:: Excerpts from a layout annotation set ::

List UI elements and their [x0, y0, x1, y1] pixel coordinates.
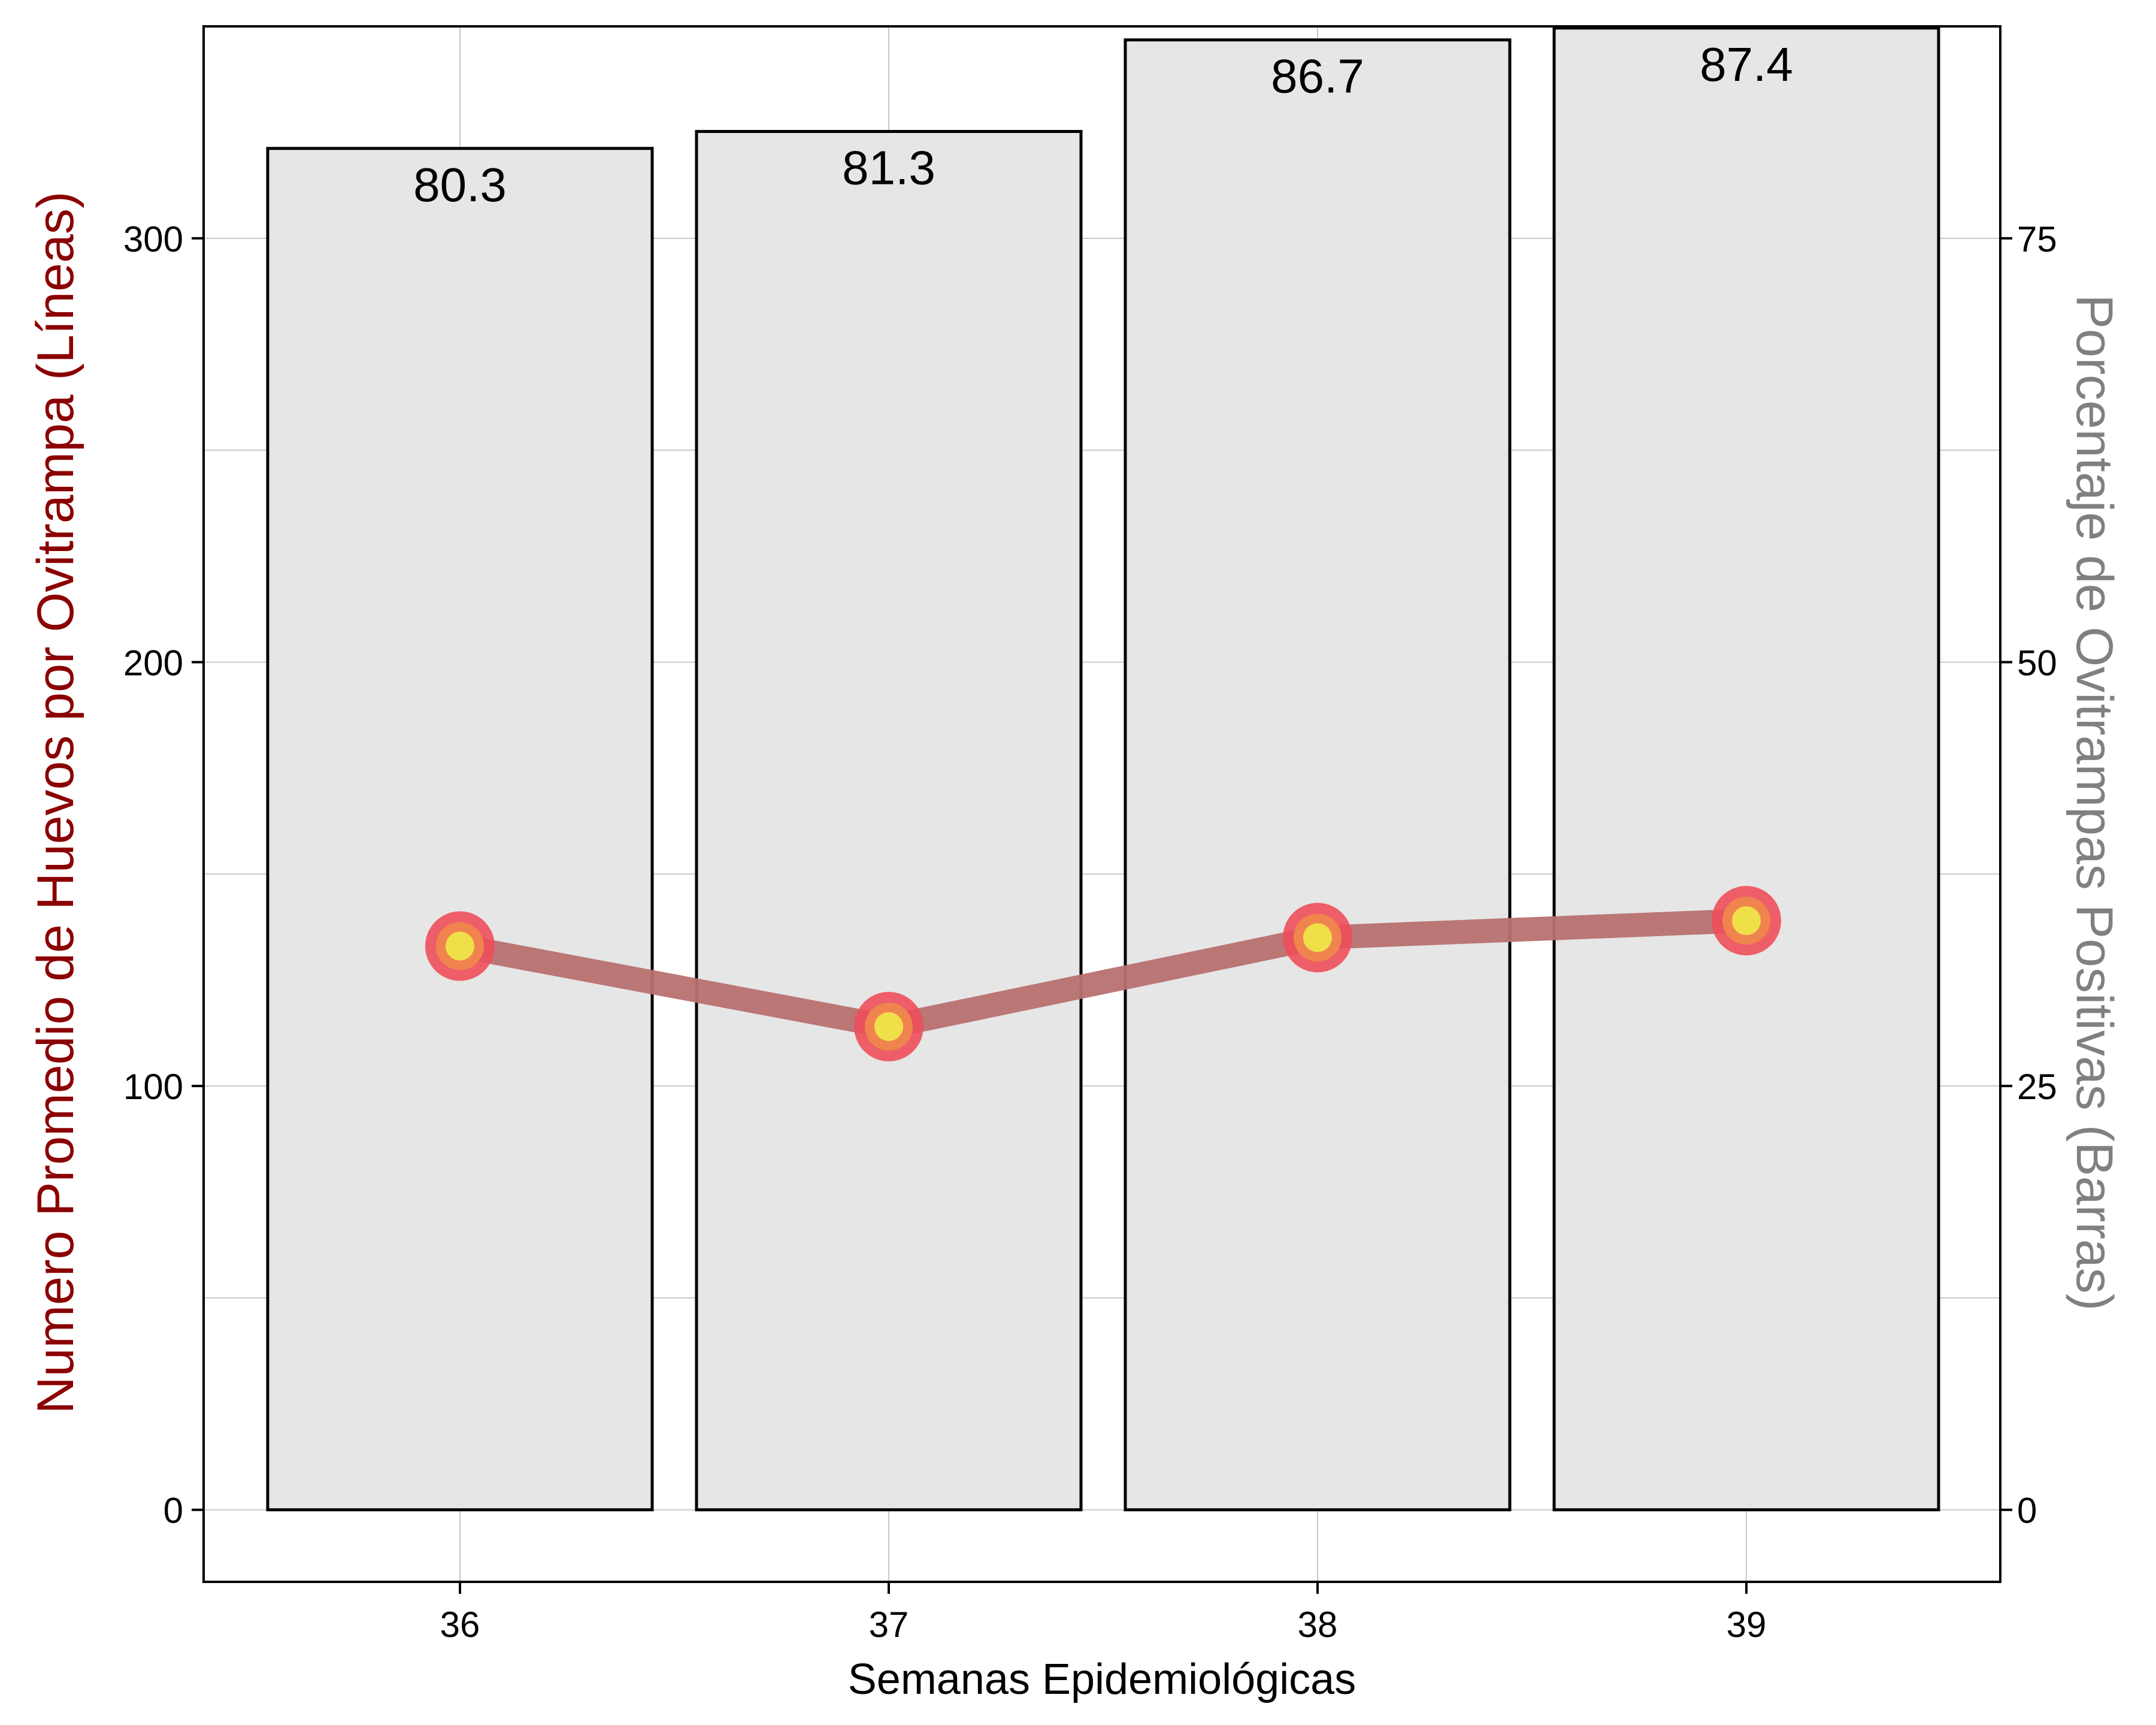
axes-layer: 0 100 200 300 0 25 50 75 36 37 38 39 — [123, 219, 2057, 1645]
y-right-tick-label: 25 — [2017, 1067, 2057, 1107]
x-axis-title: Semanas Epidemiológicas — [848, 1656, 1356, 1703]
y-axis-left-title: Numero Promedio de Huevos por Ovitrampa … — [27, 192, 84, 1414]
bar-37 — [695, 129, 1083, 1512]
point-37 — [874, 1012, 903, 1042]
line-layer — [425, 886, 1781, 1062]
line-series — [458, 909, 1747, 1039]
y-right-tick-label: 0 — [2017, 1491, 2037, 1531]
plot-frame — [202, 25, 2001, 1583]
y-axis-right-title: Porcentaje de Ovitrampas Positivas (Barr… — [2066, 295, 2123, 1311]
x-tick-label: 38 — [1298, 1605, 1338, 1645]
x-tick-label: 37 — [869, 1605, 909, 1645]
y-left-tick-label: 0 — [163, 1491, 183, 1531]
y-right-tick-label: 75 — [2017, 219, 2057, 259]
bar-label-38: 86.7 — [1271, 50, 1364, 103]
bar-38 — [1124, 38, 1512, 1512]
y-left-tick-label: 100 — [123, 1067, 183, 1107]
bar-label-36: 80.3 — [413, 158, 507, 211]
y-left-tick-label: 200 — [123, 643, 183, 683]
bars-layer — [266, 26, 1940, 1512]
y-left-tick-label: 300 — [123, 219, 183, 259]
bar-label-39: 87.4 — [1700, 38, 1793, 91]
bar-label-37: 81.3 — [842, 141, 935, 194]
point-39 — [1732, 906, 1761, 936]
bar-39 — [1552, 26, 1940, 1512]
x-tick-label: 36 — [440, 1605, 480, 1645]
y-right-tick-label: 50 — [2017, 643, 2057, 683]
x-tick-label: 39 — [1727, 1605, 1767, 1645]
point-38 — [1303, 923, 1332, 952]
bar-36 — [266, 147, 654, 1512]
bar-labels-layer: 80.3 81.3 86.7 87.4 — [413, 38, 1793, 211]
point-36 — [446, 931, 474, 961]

==

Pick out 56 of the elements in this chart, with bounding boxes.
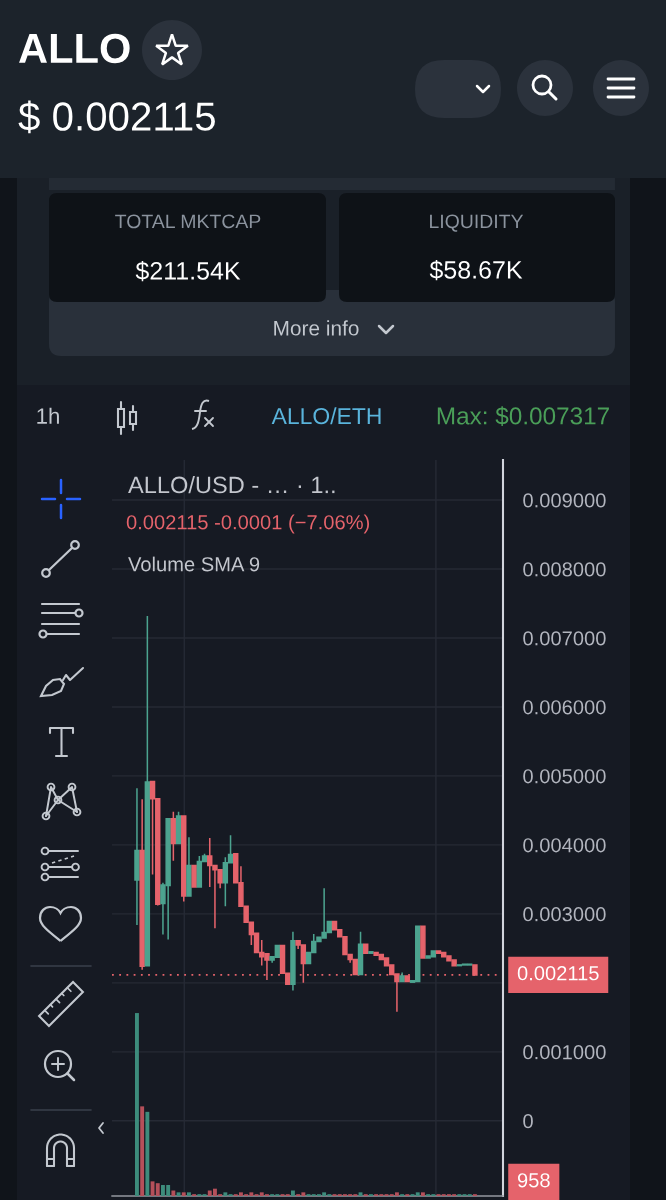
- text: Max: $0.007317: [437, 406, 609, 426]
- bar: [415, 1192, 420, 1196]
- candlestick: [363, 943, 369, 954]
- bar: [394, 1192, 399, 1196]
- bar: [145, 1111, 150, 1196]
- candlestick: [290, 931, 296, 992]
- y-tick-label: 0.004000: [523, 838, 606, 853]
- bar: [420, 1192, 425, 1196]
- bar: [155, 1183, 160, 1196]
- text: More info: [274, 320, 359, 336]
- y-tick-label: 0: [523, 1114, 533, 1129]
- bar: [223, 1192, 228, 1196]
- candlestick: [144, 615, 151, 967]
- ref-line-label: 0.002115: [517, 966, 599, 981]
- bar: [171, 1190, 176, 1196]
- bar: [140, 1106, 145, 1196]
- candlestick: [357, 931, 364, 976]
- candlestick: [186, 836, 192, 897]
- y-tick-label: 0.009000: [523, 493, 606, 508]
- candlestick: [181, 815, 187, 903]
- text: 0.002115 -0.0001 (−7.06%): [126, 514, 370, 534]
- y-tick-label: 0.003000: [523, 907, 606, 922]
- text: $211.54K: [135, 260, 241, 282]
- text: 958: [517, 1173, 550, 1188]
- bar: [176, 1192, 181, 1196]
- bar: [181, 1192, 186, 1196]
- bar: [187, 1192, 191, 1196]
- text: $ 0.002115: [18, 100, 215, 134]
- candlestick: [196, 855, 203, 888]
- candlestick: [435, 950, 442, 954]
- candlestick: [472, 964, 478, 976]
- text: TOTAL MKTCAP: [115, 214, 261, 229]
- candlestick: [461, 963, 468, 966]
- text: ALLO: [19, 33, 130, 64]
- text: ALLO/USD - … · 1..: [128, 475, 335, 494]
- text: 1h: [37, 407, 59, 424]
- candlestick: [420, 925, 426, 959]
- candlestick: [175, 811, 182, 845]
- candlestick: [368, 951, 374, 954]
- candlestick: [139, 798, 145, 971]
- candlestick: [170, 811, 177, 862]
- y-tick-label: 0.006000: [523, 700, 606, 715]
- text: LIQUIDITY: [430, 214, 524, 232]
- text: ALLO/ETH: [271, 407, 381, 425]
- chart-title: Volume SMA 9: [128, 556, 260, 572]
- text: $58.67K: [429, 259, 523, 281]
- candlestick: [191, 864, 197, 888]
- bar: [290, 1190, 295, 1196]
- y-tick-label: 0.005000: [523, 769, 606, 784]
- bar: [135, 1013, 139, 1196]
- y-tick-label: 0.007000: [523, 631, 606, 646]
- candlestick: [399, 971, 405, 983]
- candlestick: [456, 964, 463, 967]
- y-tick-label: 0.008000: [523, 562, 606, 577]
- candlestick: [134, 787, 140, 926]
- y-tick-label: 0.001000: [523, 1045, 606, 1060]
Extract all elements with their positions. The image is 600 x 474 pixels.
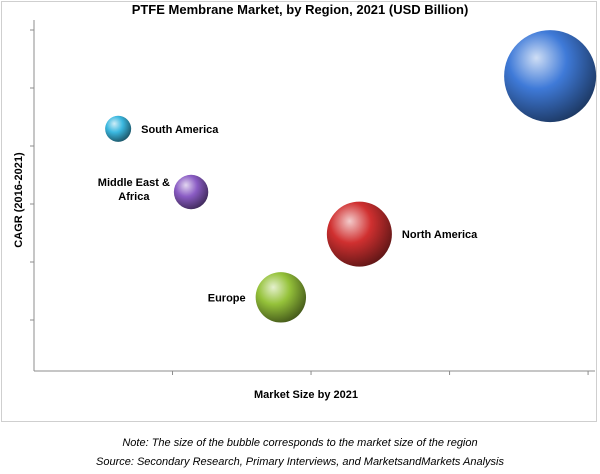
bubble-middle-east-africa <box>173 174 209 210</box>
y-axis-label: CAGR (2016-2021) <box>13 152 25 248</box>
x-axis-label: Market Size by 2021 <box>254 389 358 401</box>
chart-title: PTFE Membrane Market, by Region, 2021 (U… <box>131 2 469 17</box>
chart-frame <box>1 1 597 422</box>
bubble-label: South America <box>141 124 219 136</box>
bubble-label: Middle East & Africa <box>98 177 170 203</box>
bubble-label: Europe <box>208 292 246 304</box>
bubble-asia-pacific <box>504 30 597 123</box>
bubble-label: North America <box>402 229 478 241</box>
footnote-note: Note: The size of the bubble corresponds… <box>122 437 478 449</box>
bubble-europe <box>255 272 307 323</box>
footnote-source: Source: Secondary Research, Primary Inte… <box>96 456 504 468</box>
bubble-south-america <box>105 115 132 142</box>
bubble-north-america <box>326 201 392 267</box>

:: Task to complete ::
Copy out the lines of the material word for word, starting at the line that contains "- text: Max: $0.007317: [437, 406, 609, 426]" and ending at the line that contains "- text: $211.54K: [135, 260, 241, 282]", with both of those lines included.

:: Response to the exercise ::
- text: Max: $0.007317: [437, 406, 609, 426]
- bar: [415, 1192, 420, 1196]
- candlestick: [363, 943, 369, 954]
- bar: [394, 1192, 399, 1196]
- bar: [145, 1111, 150, 1196]
- candlestick: [290, 931, 296, 992]
- y-tick-label: 0.004000: [523, 838, 606, 853]
- bar: [420, 1192, 425, 1196]
- bar: [155, 1183, 160, 1196]
- text: More info: [274, 320, 359, 336]
- y-tick-label: 0: [523, 1114, 533, 1129]
- bar: [223, 1192, 228, 1196]
- candlestick: [144, 615, 151, 967]
- ref-line-label: 0.002115: [517, 966, 599, 981]
- bar: [171, 1190, 176, 1196]
- bar: [140, 1106, 145, 1196]
- candlestick: [357, 931, 364, 976]
- candlestick: [186, 836, 192, 897]
- y-tick-label: 0.009000: [523, 493, 606, 508]
- candlestick: [181, 815, 187, 903]
- text: 0.002115 -0.0001 (−7.06%): [126, 514, 370, 534]
- y-tick-label: 0.003000: [523, 907, 606, 922]
- text: $211.54K: [135, 260, 241, 282]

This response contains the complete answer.